Task directions
Without including the pictures, copy out every line below.

+++ Exercise material

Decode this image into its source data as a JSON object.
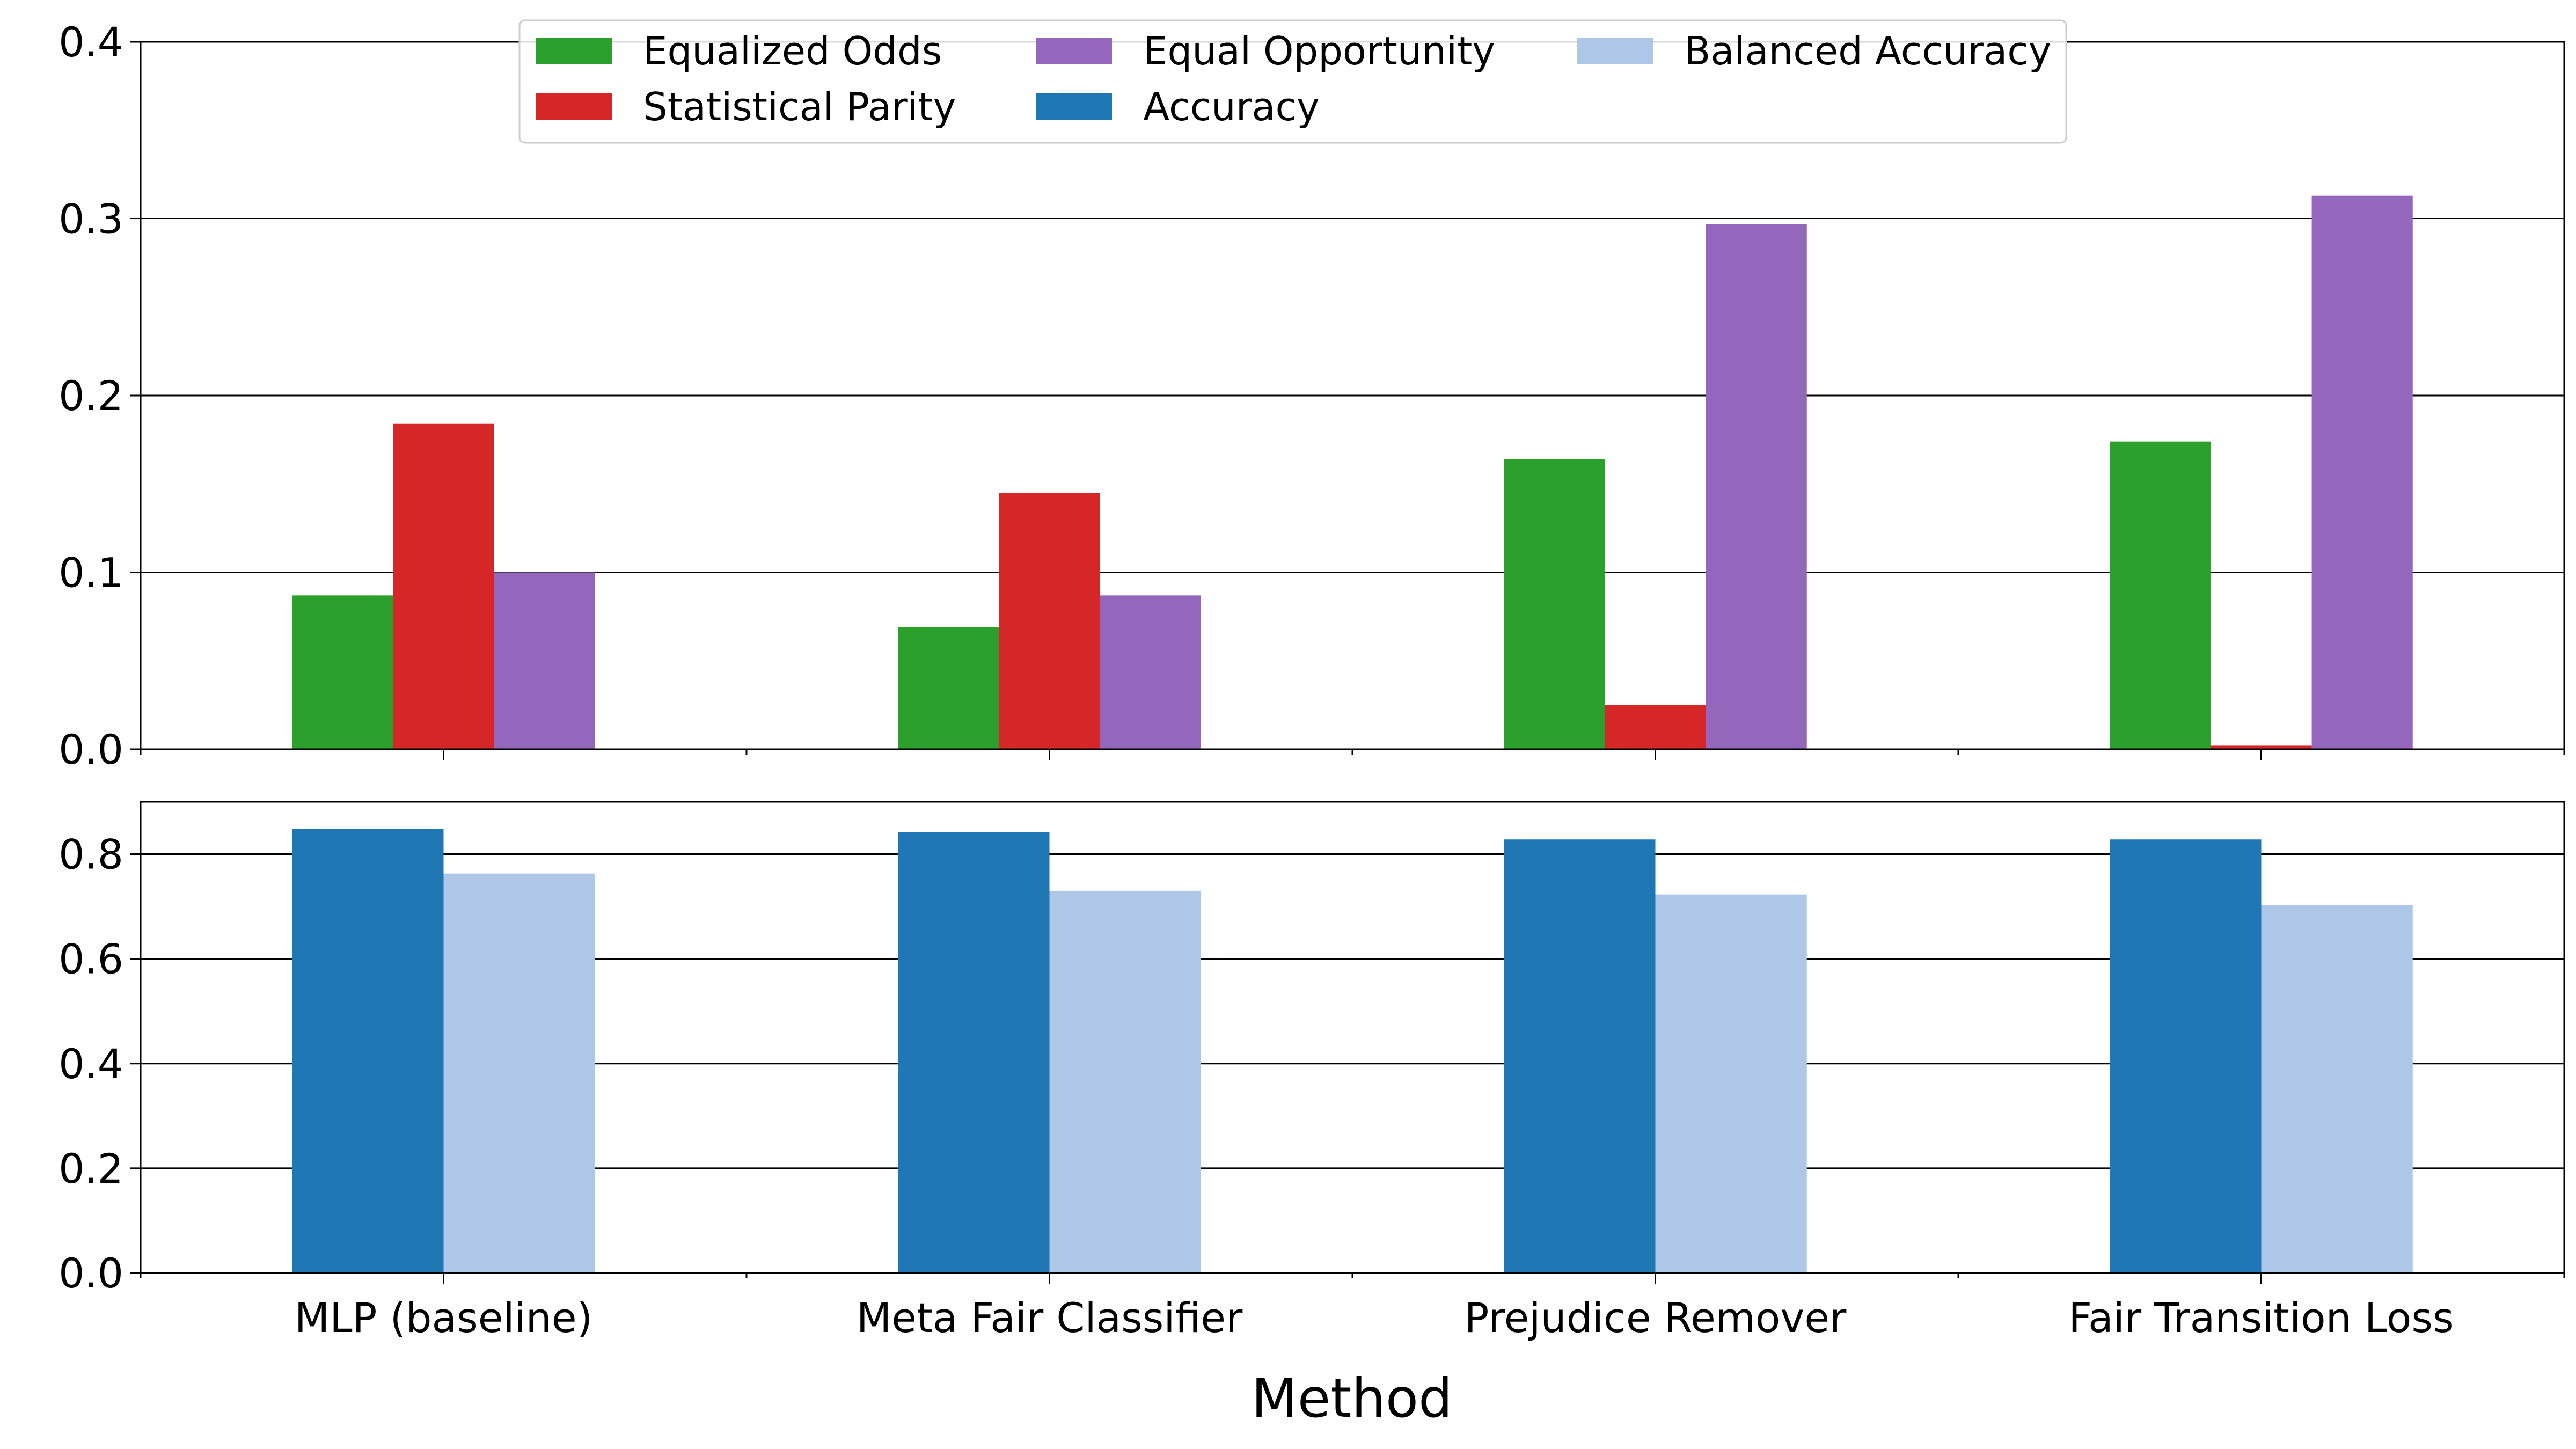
{
  "chart_data": [
    {
      "type": "bar",
      "categories": [
        "MLP (baseline)",
        "Meta Fair Classifier",
        "Prejudice Remover",
        "Fair Transition Loss"
      ],
      "series": [
        {
          "name": "Equalized Odds",
          "color": "#2ca02c",
          "values": [
            0.087,
            0.069,
            0.164,
            0.174
          ]
        },
        {
          "name": "Statistical Parity",
          "color": "#d62728",
          "values": [
            0.184,
            0.145,
            0.025,
            0.002
          ]
        },
        {
          "name": "Equal Opportunity",
          "color": "#9467bd",
          "values": [
            0.1,
            0.087,
            0.297,
            0.313
          ]
        }
      ],
      "ylim": [
        0,
        0.4
      ],
      "yticks": [
        "0.0",
        "0.1",
        "0.2",
        "0.3",
        "0.4"
      ],
      "grid": "horizontal",
      "legend_position": "top"
    },
    {
      "type": "bar",
      "categories": [
        "MLP (baseline)",
        "Meta Fair Classifier",
        "Prejudice Remover",
        "Fair Transition Loss"
      ],
      "series": [
        {
          "name": "Accuracy",
          "color": "#1f77b4",
          "values": [
            0.848,
            0.842,
            0.828,
            0.828
          ]
        },
        {
          "name": "Balanced Accuracy",
          "color": "#aec7e8",
          "values": [
            0.763,
            0.73,
            0.723,
            0.703
          ]
        }
      ],
      "ylim": [
        0,
        0.9
      ],
      "yticks": [
        "0.0",
        "0.2",
        "0.4",
        "0.6",
        "0.8"
      ],
      "grid": "horizontal",
      "xlabel": "Method"
    }
  ],
  "legend": {
    "entries": [
      {
        "label": "Equalized Odds",
        "color": "#2ca02c"
      },
      {
        "label": "Statistical Parity",
        "color": "#d62728"
      },
      {
        "label": "Equal Opportunity",
        "color": "#9467bd"
      },
      {
        "label": "Accuracy",
        "color": "#1f77b4"
      },
      {
        "label": "Balanced Accuracy",
        "color": "#aec7e8"
      }
    ]
  }
}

++++++

Result of the exercise
Decode this image into its source data as a JSON object.
{
  "chart_data": [
    {
      "type": "bar",
      "categories": [
        "MLP (baseline)",
        "Meta Fair Classifier",
        "Prejudice Remover",
        "Fair Transition Loss"
      ],
      "series": [
        {
          "name": "Equalized Odds",
          "color": "#2ca02c",
          "values": [
            0.087,
            0.069,
            0.164,
            0.174
          ]
        },
        {
          "name": "Statistical Parity",
          "color": "#d62728",
          "values": [
            0.184,
            0.145,
            0.025,
            0.002
          ]
        },
        {
          "name": "Equal Opportunity",
          "color": "#9467bd",
          "values": [
            0.1,
            0.087,
            0.297,
            0.313
          ]
        }
      ],
      "ylim": [
        0,
        0.4
      ],
      "yticks": [
        "0.0",
        "0.1",
        "0.2",
        "0.3",
        "0.4"
      ],
      "grid": "horizontal",
      "legend_position": "top"
    },
    {
      "type": "bar",
      "categories": [
        "MLP (baseline)",
        "Meta Fair Classifier",
        "Prejudice Remover",
        "Fair Transition Loss"
      ],
      "series": [
        {
          "name": "Accuracy",
          "color": "#1f77b4",
          "values": [
            0.848,
            0.842,
            0.828,
            0.828
          ]
        },
        {
          "name": "Balanced Accuracy",
          "color": "#aec7e8",
          "values": [
            0.763,
            0.73,
            0.723,
            0.703
          ]
        }
      ],
      "ylim": [
        0,
        0.9
      ],
      "yticks": [
        "0.0",
        "0.2",
        "0.4",
        "0.6",
        "0.8"
      ],
      "grid": "horizontal",
      "xlabel": "Method"
    }
  ],
  "legend": {
    "entries": [
      {
        "label": "Equalized Odds",
        "color": "#2ca02c"
      },
      {
        "label": "Statistical Parity",
        "color": "#d62728"
      },
      {
        "label": "Equal Opportunity",
        "color": "#9467bd"
      },
      {
        "label": "Accuracy",
        "color": "#1f77b4"
      },
      {
        "label": "Balanced Accuracy",
        "color": "#aec7e8"
      }
    ]
  }
}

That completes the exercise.